◆ **WHAT YOU WILL DO**
Can you write out all of the material below, word for word?

Extracts from a graphics dataset
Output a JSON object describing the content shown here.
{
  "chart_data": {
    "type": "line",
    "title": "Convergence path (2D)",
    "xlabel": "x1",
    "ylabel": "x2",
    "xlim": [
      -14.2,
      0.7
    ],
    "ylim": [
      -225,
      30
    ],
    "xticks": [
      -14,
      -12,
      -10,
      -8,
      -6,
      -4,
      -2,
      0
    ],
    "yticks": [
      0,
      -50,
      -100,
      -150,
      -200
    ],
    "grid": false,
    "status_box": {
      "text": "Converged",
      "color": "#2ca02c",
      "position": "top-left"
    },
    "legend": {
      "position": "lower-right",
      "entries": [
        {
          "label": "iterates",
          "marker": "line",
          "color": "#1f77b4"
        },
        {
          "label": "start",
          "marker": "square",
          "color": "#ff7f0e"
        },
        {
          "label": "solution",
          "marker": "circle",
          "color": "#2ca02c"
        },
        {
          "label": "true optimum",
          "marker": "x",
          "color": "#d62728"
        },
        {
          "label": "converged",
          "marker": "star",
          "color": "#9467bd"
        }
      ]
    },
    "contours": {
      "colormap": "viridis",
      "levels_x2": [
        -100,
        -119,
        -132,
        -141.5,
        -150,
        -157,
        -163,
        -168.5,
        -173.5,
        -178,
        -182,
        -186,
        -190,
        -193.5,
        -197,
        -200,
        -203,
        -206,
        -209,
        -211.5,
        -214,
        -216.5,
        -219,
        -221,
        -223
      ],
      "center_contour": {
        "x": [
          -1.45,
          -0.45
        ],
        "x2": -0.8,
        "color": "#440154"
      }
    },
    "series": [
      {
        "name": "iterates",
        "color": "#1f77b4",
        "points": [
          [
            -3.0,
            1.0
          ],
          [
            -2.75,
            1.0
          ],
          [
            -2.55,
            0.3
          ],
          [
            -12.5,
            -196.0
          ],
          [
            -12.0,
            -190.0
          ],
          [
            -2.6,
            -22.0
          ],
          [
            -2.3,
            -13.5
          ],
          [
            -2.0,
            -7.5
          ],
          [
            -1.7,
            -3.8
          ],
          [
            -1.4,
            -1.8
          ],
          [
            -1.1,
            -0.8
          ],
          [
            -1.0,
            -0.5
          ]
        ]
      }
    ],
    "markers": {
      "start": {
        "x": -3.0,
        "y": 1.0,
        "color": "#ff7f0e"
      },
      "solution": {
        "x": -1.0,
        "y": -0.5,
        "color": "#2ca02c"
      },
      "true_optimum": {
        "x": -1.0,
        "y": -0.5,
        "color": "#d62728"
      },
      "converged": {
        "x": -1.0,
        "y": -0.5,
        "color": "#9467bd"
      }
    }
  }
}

◆ **EXERCISE SOLUTION**
Output a JSON object describing the content shown here.
{
  "chart_data": {
    "type": "line",
    "title": "Convergence path (2D)",
    "xlabel": "x1",
    "ylabel": "x2",
    "xlim": [
      -14.2,
      0.7
    ],
    "ylim": [
      -225,
      30
    ],
    "xticks": [
      -14,
      -12,
      -10,
      -8,
      -6,
      -4,
      -2,
      0
    ],
    "yticks": [
      0,
      -50,
      -100,
      -150,
      -200
    ],
    "grid": false,
    "status_box": {
      "text": "Converged",
      "color": "#2ca02c",
      "position": "top-left"
    },
    "legend": {
      "position": "lower-right",
      "entries": [
        {
          "label": "iterates",
          "marker": "line",
          "color": "#1f77b4"
        },
        {
          "label": "start",
          "marker": "square",
          "color": "#ff7f0e"
        },
        {
          "label": "solution",
          "marker": "circle",
          "color": "#2ca02c"
        },
        {
          "label": "true optimum",
          "marker": "x",
          "color": "#d62728"
        },
        {
          "label": "converged",
          "marker": "star",
          "color": "#9467bd"
        }
      ]
    },
    "contours": {
      "colormap": "viridis",
      "levels_x2": [
        -100,
        -119,
        -132,
        -141.5,
        -150,
        -157,
        -163,
        -168.5,
        -173.5,
        -178,
        -182,
        -186,
        -190,
        -193.5,
        -197,
        -200,
        -203,
        -206,
        -209,
        -211.5,
        -214,
        -216.5,
        -219,
        -221,
        -223
      ],
      "center_contour": {
        "x": [
          -1.45,
          -0.45
        ],
        "x2": -0.8,
        "color": "#440154"
      }
    },
    "series": [
      {
        "name": "iterates",
        "color": "#1f77b4",
        "points": [
          [
            -3.0,
            1.0
          ],
          [
            -2.75,
            1.0
          ],
          [
            -2.55,
            0.3
          ],
          [
            -12.5,
            -196.0
          ],
          [
            -12.0,
            -190.0
          ],
          [
            -2.6,
            -22.0
          ],
          [
            -2.3,
            -13.5
          ],
          [
            -2.0,
            -7.5
          ],
          [
            -1.7,
            -3.8
          ],
          [
            -1.4,
            -1.8
          ],
          [
            -1.1,
            -0.8
          ],
          [
            -1.0,
            -0.5
          ]
        ]
      }
    ],
    "markers": {
      "start": {
        "x": -3.0,
        "y": 1.0,
        "color": "#ff7f0e"
      },
      "solution": {
        "x": -1.0,
        "y": -0.5,
        "color": "#2ca02c"
      },
      "true_optimum": {
        "x": -1.0,
        "y": -0.5,
        "color": "#d62728"
      },
      "converged": {
        "x": -1.0,
        "y": -0.5,
        "color": "#9467bd"
      }
    }
  }
}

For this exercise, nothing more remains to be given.